*Problem description*:
Present the part of the records that opens with the line containing "presenter-video-thumbnail <box>1428 706" and closes with the line containing "input-cell: 3 <box>61 243 102 284</box>" as a numbered list, leaving out any blank lines.

*Dataset excerpts*:
-- BEGIN --
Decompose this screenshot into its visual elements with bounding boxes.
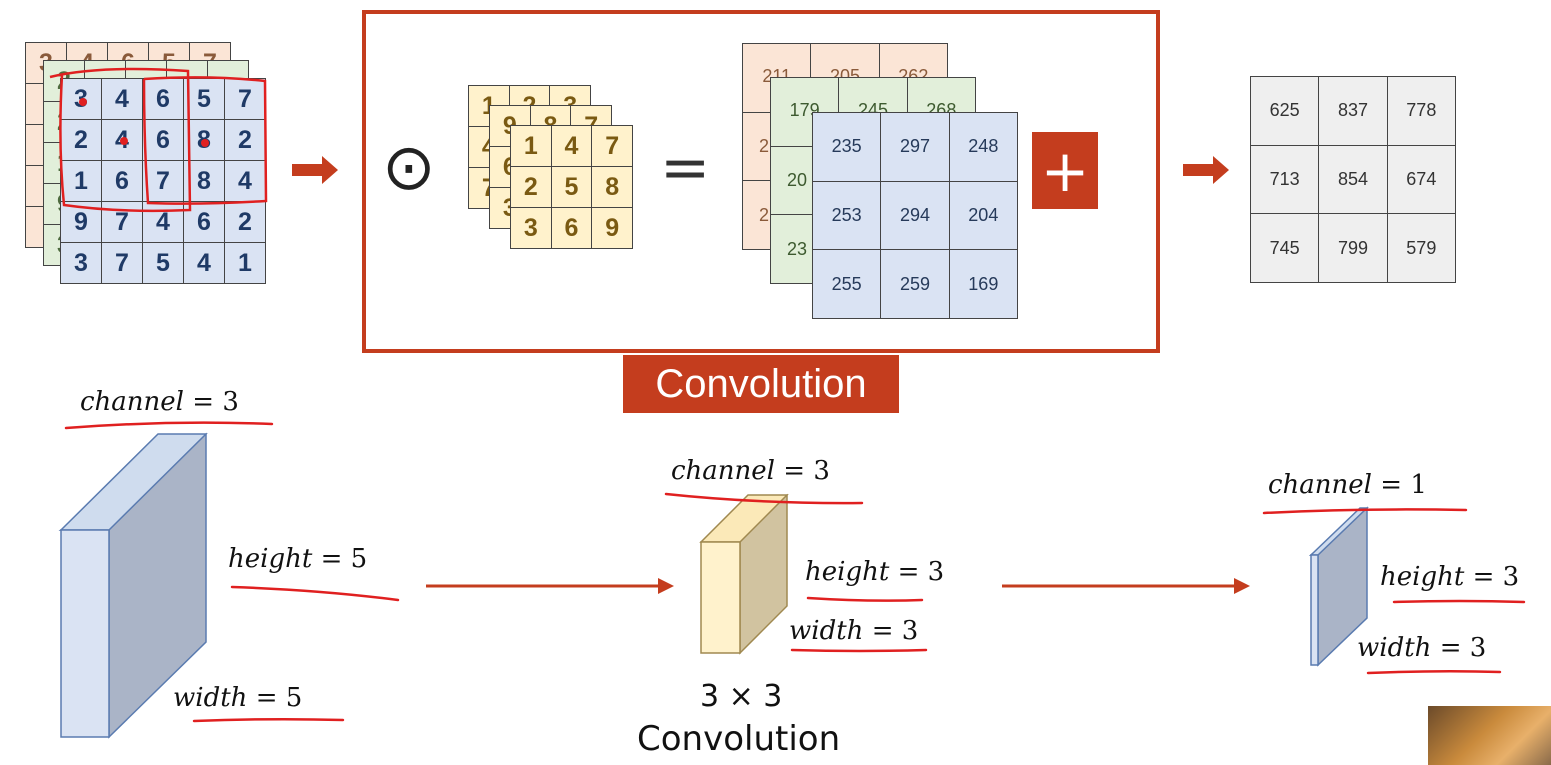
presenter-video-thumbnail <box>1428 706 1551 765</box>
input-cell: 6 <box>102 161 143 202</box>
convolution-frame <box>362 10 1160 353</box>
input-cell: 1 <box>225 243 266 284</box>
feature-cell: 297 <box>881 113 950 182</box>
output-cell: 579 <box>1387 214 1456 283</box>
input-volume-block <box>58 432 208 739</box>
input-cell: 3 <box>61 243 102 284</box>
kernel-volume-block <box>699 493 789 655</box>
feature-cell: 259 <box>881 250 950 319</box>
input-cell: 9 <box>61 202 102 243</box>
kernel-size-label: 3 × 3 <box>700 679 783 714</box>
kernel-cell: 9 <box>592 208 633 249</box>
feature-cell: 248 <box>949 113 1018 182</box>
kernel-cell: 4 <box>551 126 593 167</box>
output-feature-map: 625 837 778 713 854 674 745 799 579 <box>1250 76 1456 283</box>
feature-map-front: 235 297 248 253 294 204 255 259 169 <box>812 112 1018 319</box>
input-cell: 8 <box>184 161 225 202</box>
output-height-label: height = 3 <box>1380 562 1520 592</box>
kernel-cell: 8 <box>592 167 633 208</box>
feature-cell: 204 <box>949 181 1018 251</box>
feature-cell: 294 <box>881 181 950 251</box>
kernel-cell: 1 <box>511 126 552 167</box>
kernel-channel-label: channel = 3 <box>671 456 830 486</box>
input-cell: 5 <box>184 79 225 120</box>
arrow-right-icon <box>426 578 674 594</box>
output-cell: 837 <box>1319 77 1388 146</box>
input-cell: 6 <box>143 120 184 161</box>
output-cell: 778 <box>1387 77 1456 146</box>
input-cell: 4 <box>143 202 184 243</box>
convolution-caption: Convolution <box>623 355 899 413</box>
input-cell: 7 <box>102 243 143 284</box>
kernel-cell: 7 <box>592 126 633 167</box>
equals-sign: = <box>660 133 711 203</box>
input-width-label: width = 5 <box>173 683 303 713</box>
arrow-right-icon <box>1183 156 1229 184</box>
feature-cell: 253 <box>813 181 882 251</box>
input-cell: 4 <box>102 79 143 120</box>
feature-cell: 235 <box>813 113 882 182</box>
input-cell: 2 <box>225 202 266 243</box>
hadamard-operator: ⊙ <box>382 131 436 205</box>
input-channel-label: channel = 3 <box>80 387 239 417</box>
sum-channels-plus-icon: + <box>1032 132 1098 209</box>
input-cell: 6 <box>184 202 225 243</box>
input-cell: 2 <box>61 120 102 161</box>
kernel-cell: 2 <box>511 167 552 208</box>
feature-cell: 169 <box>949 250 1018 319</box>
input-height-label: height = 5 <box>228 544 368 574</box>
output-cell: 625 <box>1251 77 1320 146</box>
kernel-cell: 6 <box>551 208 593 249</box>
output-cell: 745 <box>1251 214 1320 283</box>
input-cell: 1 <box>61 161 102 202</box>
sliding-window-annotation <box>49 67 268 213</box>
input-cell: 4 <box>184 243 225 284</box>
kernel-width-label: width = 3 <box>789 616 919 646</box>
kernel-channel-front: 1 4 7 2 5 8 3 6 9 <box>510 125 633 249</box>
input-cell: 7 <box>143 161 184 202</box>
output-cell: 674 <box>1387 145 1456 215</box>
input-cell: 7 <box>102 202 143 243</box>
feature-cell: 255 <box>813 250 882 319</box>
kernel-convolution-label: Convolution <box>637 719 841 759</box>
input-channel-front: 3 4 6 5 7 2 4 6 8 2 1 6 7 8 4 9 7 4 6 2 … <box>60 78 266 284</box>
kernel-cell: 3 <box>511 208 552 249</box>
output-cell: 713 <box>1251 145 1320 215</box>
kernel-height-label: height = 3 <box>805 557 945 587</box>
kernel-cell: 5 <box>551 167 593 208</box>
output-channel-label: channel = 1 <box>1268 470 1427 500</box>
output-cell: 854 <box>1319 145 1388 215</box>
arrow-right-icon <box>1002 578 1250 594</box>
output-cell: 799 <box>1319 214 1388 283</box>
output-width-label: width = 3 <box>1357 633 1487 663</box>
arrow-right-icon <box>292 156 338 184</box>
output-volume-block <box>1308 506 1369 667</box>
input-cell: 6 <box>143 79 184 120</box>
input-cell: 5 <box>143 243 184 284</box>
-- END --
*Task response*:
1. presenter-video-thumbnail <box>1428 706 1551 765</box>
2. input-cell: 6 <box>102 161 143 202</box>
3. convolution-frame <box>362 10 1160 353</box>
4. input-cell: 1 <box>225 243 266 284</box>
5. feature-cell: 297 <box>881 113 950 182</box>
6. output-cell: 579 <box>1387 214 1456 283</box>
7. input-volume-block <box>58 432 208 739</box>
8. input-cell: 3 <box>61 243 102 284</box>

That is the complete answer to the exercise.